* _Exercise objective_:
Copy out every line of the records where the string "составляет" occurs.

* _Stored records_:
========================================
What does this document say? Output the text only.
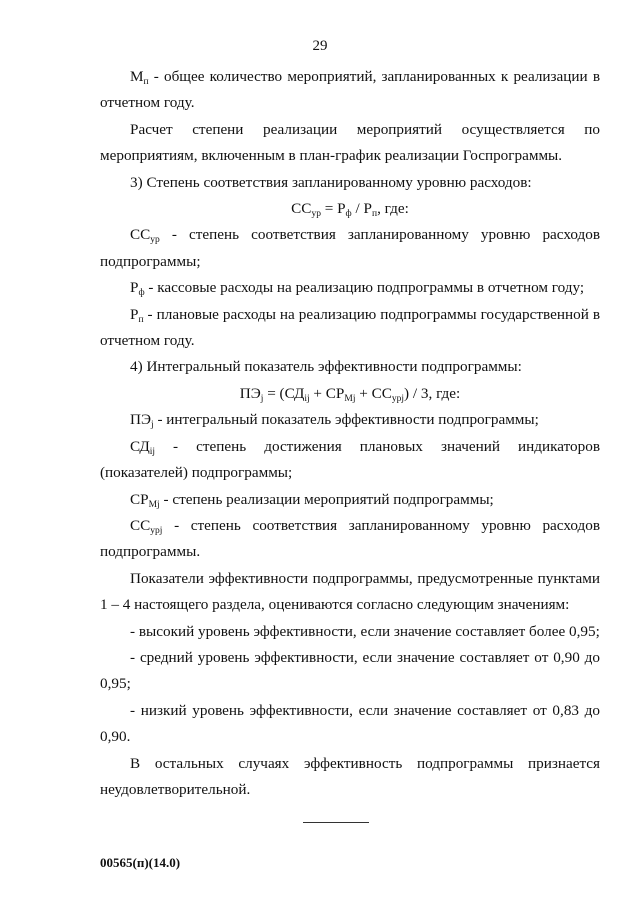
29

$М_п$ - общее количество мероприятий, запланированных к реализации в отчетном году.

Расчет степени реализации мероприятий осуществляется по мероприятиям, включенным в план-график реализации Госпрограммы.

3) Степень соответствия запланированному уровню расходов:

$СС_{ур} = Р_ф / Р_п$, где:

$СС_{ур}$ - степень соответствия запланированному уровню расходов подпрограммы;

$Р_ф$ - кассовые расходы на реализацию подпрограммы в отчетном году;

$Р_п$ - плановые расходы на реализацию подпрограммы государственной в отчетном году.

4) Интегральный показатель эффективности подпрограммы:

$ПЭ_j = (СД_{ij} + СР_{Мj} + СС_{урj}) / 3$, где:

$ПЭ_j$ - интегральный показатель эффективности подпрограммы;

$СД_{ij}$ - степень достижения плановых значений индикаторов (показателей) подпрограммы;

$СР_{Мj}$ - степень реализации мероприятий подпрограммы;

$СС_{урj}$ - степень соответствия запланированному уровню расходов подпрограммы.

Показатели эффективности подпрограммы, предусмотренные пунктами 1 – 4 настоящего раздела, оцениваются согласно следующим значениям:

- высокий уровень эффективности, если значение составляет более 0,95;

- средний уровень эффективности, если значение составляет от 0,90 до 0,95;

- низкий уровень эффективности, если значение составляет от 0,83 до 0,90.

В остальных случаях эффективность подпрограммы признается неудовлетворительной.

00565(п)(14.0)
========================================
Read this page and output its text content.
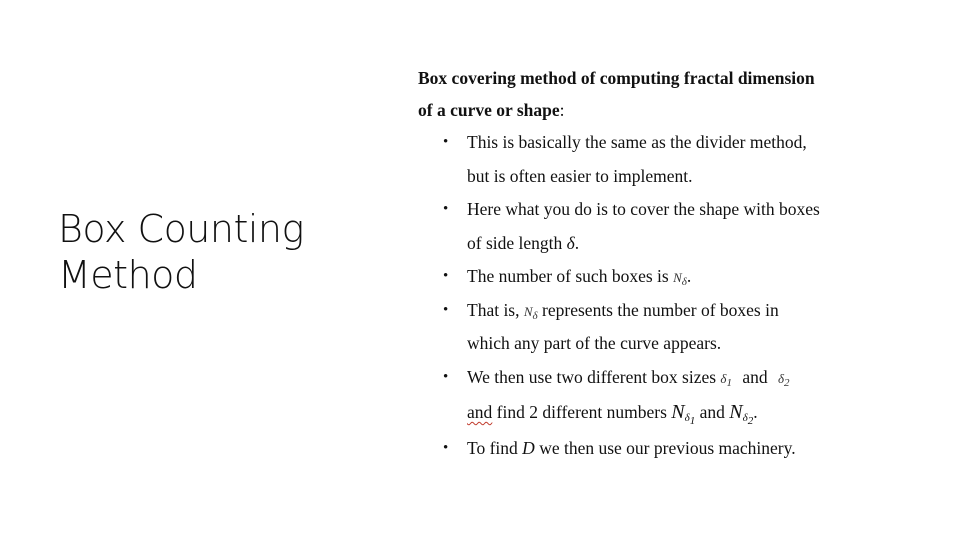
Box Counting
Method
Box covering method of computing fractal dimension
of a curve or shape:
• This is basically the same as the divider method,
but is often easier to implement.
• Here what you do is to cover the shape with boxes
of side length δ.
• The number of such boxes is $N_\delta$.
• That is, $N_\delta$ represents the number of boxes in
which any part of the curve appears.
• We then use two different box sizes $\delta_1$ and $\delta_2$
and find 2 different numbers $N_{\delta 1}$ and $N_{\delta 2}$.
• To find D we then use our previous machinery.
========================================
* _Full output_:
- высокий уровень эффективности, если значение составляет более 0,95;
- средний уровень эффективности, если значение составляет от 0,90 до 0,95;
- низкий уровень эффективности, если значение составляет от 0,83 до 0,90.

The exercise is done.